→ **Your instructions**
Restate all of the entries exactly, each line as it stands.

→ **Entries from a dataset of interfaces**
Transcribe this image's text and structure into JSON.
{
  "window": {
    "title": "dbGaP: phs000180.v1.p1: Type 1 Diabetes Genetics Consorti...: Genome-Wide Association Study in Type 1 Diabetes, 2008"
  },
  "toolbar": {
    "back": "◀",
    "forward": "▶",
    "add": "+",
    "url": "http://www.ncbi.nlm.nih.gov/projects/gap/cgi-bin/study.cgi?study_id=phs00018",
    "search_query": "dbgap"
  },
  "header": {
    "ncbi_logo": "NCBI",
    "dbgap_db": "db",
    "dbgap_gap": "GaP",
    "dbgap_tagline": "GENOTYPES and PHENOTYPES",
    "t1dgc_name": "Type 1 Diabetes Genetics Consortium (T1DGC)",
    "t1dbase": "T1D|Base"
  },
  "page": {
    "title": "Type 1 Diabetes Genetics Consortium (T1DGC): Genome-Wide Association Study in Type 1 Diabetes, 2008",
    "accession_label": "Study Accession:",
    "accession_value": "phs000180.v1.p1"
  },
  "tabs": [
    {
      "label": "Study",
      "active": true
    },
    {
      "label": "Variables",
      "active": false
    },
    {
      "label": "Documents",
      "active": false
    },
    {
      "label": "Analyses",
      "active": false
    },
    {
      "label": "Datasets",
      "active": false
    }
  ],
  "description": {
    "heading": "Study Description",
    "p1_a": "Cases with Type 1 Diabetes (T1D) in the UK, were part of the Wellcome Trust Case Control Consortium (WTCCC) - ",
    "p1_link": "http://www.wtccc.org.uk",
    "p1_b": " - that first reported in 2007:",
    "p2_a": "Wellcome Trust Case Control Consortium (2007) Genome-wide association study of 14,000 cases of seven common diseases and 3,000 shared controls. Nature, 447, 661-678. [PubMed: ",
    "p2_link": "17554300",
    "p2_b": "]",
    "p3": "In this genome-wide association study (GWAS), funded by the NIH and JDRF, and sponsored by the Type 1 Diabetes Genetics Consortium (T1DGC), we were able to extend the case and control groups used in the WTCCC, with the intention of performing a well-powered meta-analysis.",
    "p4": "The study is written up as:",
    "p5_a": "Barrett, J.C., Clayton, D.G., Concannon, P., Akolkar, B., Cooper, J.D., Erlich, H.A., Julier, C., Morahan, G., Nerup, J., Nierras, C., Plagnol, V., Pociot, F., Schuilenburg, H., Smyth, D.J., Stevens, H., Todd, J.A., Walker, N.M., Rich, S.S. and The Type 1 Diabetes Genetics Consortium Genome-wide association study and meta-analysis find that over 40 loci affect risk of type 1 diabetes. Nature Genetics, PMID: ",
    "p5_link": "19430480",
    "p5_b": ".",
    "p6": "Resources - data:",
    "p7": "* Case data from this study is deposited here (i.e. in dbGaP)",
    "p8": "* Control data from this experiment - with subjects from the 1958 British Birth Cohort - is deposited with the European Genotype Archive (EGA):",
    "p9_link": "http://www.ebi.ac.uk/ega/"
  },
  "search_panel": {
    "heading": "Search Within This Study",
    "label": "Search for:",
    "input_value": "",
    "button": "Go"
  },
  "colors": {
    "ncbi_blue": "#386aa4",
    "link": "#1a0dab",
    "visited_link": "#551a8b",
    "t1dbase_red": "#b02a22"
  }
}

→ **Result for this task**
Transcribe this image's text and structure into JSON.
{
  "window": {
    "title": "dbGaP: phs000180.v1.p1: Type 1 Diabetes Genetics Consorti...: Genome-Wide Association Study in Type 1 Diabetes, 2008"
  },
  "toolbar": {
    "back": "◀",
    "forward": "▶",
    "add": "+",
    "url": "http://www.ncbi.nlm.nih.gov/projects/gap/cgi-bin/study.cgi?study_id=phs00018",
    "search_query": "dbgap"
  },
  "header": {
    "ncbi_logo": "NCBI",
    "dbgap_db": "db",
    "dbgap_gap": "GaP",
    "dbgap_tagline": "GENOTYPES and PHENOTYPES",
    "t1dgc_name": "Type 1 Diabetes Genetics Consortium (T1DGC)",
    "t1dbase": "T1D|Base"
  },
  "page": {
    "title": "Type 1 Diabetes Genetics Consortium (T1DGC): Genome-Wide Association Study in Type 1 Diabetes, 2008",
    "accession_label": "Study Accession:",
    "accession_value": "phs000180.v1.p1"
  },
  "tabs": [
    {
      "label": "Study",
      "active": true
    },
    {
      "label": "Variables",
      "active": false
    },
    {
      "label": "Documents",
      "active": false
    },
    {
      "label": "Analyses",
      "active": false
    },
    {
      "label": "Datasets",
      "active": false
    }
  ],
  "description": {
    "heading": "Study Description",
    "p1_a": "Cases with Type 1 Diabetes (T1D) in the UK, were part of the Wellcome Trust Case Control Consortium (WTCCC) - ",
    "p1_link": "http://www.wtccc.org.uk",
    "p1_b": " - that first reported in 2007:",
    "p2_a": "Wellcome Trust Case Control Consortium (2007) Genome-wide association study of 14,000 cases of seven common diseases and 3,000 shared controls. Nature, 447, 661-678. [PubMed: ",
    "p2_link": "17554300",
    "p2_b": "]",
    "p3": "In this genome-wide association study (GWAS), funded by the NIH and JDRF, and sponsored by the Type 1 Diabetes Genetics Consortium (T1DGC), we were able to extend the case and control groups used in the WTCCC, with the intention of performing a well-powered meta-analysis.",
    "p4": "The study is written up as:",
    "p5_a": "Barrett, J.C., Clayton, D.G., Concannon, P., Akolkar, B., Cooper, J.D., Erlich, H.A., Julier, C., Morahan, G., Nerup, J., Nierras, C., Plagnol, V., Pociot, F., Schuilenburg, H., Smyth, D.J., Stevens, H., Todd, J.A., Walker, N.M., Rich, S.S. and The Type 1 Diabetes Genetics Consortium Genome-wide association study and meta-analysis find that over 40 loci affect risk of type 1 diabetes. Nature Genetics, PMID: ",
    "p5_link": "19430480",
    "p5_b": ".",
    "p6": "Resources - data:",
    "p7": "* Case data from this study is deposited here (i.e. in dbGaP)",
    "p8": "* Control data from this experiment - with subjects from the 1958 British Birth Cohort - is deposited with the European Genotype Archive (EGA):",
    "p9_link": "http://www.ebi.ac.uk/ega/"
  },
  "search_panel": {
    "heading": "Search Within This Study",
    "label": "Search for:",
    "input_value": "",
    "button": "Go"
  },
  "colors": {
    "ncbi_blue": "#386aa4",
    "link": "#1a0dab",
    "visited_link": "#551a8b",
    "t1dbase_red": "#b02a22"
  }
}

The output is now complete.